Tareas propuestas |
#1 Según el fragmento de la página, ¿en qué mes y año nació el hijo?
#2 Reproduce literalmente el pasaje del fragmento de la página que va desde "No sabría decir" hasta "para mi pareja.", ambos incluidos.

Fragmento de la página |
En la primera consulta me dijeron algo de lo que no tenía ni idea…»con 35 años una mujer alcanza la mitad de su reserva ovárica, como yo sólo tenía un ovario, y ya partía con la mitad, mi carga ovárica era muy baja y ya presentaba niveles de premenopausia». Así que mi solución para ser madre pasaba por la ovodonación, algo que nunca me había planteado. La malformación uterina, era otra cosa aparte, que no tenía por qué influir en mi capacidad para quedarme embarazada pero sí que podría afectar a la evolución del embarazo, sobre todo a partir del segundo trimestre, cuando podría haber más riesgo de aborto.
No sabría decir exactamente cómo me sentía, por un lado ilusionada porque la ovodonación me ofrecía la posibilidad de ser madre, que como comenté antes era algo que me costaba creer que pudiese suceder, pero también sentía miedo o tristeza ante la idea de que no llevase mis genes. Sin embargo, a pesar del miedo, mi deseo de ser madre superó a los miedos y me agarré a que el ser madre es algo mucho más profundo que simplemente que tu hij@ lleve tus genes.
Gracias a la generosidad de otra mujer, en abril de 2015 teníamos 6 embriones. La primera transferencia de embriones finalizó con una beta muy baja y un aborto químico. Por algún motivo a pesar de no haber embarazo los niveles de beta no bajaban y estuvimos un mes de idas y venidas a la clínica, de sí pero no…, muy duro tanto para mí como para mi pareja.
En noviembre de 2015 lo volvimos a intentar. Tras la primera transferencia decidí que iba a intentar llevarlo con más calma, escucharme menos y confiar en que lo que estaba haciendo (seguir el tratamiento, cuidar mi alimentación y hacer yoga) era lo máximo que podía hacer, el que saliera positivo no dependía al 100% de mí. En esta ocasión tuvimos un positivo y a pesar del sangrado a las 7 semanas por un hematoma que se formó en la placenta y de los pronósticos de un nacimiento prematuro, todo fue mucho mejor de lo que esperaba. Mi útero derecho, donde me implantaron el embrión, respondió estupendamente y el embarazo llegó a término. En julio de 2016 nació nuestro hijo y en ese momento todos mis miedos y dudas sobre la genética desaparecieron.
Tres años más tarde, en 2019 comenzamos de nuevo para intentar un segundo embarazo con los embriones congelados (teníamos 4). Aunque no era la primera vez que nos enfrentábamos a un tratamiento de fertilidad, los miedos y la ansiedad se sentían como la primera vez. Inicialmente nos habíamos propuesto tan sólo tres intentos. Sentíamos que si en tres veces no obteníamos un positivo, era señal suficiente de que ese no era nuestro camino. Finalmente, nos sometimos a cuatro transferencias de embriones en un año, con pandemia incluida. Mi última FIV fue en julio de 2020, y como os podréis imaginar, en ninguna de ellas obtuvimos un resultado positivo. A día de hoy, estoy feliz porque he tenido la oportunidad de ser madre, lo que es más de lo que inicialmente esperaba, pero mentiría si dijera que no me afectó ni me sigue afectando el no haber conseguido dar un hermano a mi hijo.
Como cualquier experiencia en la vida, mi camino personal en todo este proceso también me ha aportado algún aprendizaje. Que conseguir un positivo y que todo salga bien no depende al 100% ni de ti ni de tu pareja, así que, suelta un poco de responsabilidad y confía en que si tiene que ser será, y que para mí ser madre es algo mucho más grande y más profundo que compartir genes.

Datos de origen |
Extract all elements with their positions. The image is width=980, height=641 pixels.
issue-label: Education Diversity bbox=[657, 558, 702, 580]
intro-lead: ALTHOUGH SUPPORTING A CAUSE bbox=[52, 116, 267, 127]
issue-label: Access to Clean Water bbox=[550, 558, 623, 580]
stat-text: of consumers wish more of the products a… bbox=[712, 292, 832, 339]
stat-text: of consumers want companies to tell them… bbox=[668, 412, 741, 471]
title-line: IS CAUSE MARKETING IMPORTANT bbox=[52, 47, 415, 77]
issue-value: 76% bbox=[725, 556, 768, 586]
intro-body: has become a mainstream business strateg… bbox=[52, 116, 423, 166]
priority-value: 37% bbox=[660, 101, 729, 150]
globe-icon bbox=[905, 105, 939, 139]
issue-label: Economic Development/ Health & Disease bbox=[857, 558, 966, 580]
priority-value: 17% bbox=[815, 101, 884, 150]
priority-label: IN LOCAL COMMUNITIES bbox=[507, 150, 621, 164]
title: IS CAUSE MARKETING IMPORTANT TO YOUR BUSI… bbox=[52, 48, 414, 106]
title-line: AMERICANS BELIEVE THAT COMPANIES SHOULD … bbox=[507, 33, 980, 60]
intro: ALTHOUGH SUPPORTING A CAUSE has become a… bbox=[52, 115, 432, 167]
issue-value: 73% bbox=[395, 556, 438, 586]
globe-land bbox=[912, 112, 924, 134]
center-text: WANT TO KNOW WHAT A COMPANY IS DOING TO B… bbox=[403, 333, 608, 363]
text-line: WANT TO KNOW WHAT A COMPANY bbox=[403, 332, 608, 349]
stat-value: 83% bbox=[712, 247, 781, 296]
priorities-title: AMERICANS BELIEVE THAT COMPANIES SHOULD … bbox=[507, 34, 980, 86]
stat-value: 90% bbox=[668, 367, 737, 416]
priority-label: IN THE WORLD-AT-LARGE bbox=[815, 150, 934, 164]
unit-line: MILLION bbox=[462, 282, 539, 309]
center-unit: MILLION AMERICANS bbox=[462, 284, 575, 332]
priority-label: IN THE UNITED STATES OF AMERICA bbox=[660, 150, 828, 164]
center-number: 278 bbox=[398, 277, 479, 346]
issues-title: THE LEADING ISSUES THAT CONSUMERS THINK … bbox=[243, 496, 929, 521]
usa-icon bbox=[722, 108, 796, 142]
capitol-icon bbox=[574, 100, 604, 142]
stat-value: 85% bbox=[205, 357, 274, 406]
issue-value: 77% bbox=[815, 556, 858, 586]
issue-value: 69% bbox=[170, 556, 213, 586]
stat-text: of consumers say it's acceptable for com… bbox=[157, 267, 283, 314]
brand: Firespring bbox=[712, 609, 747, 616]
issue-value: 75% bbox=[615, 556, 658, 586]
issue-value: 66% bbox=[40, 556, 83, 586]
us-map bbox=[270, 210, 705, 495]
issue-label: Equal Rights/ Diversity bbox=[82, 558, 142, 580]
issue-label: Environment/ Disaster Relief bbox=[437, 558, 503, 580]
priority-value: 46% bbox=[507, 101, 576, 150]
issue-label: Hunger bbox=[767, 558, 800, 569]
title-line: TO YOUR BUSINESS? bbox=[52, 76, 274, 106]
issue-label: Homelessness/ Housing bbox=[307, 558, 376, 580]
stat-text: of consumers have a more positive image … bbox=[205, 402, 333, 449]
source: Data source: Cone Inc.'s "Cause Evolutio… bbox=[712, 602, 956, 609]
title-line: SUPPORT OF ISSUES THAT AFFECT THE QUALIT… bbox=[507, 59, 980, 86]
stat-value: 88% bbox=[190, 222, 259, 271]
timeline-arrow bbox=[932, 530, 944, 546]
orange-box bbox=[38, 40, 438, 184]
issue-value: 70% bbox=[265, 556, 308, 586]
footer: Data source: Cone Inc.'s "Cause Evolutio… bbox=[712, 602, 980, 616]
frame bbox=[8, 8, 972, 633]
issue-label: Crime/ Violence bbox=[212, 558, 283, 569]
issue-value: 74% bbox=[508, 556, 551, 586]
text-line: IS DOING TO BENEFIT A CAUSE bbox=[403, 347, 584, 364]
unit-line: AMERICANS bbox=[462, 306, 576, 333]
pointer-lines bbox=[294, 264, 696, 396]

Respuestas esperadas |
#1 En julio de 2016.

#2
No sabría decir exactamente cómo me sentía, por un lado ilusionada porque la ovodonación me ofrecía la posibilidad de ser madre, que como comenté antes era algo que me costaba creer que pudiese suceder, pero también sentía miedo o tristeza ante la idea de que no llevase mis genes. Sin embargo, a pesar del miedo, mi deseo de ser madre superó a los miedos y me agarré a que el ser madre es algo mucho más profundo que simplemente que tu hij@ lleve tus genes.
Gracias a la generosidad de otra mujer, en abril de 2015 teníamos 6 embriones. La primera transferencia de embriones finalizó con una beta muy baja y un aborto químico. Por algún motivo a pesar de no haber embarazo los niveles de beta no bajaban y estuvimos un mes de idas y venidas a la clínica, de sí pero no…, muy duro tanto para mí como para mi pareja.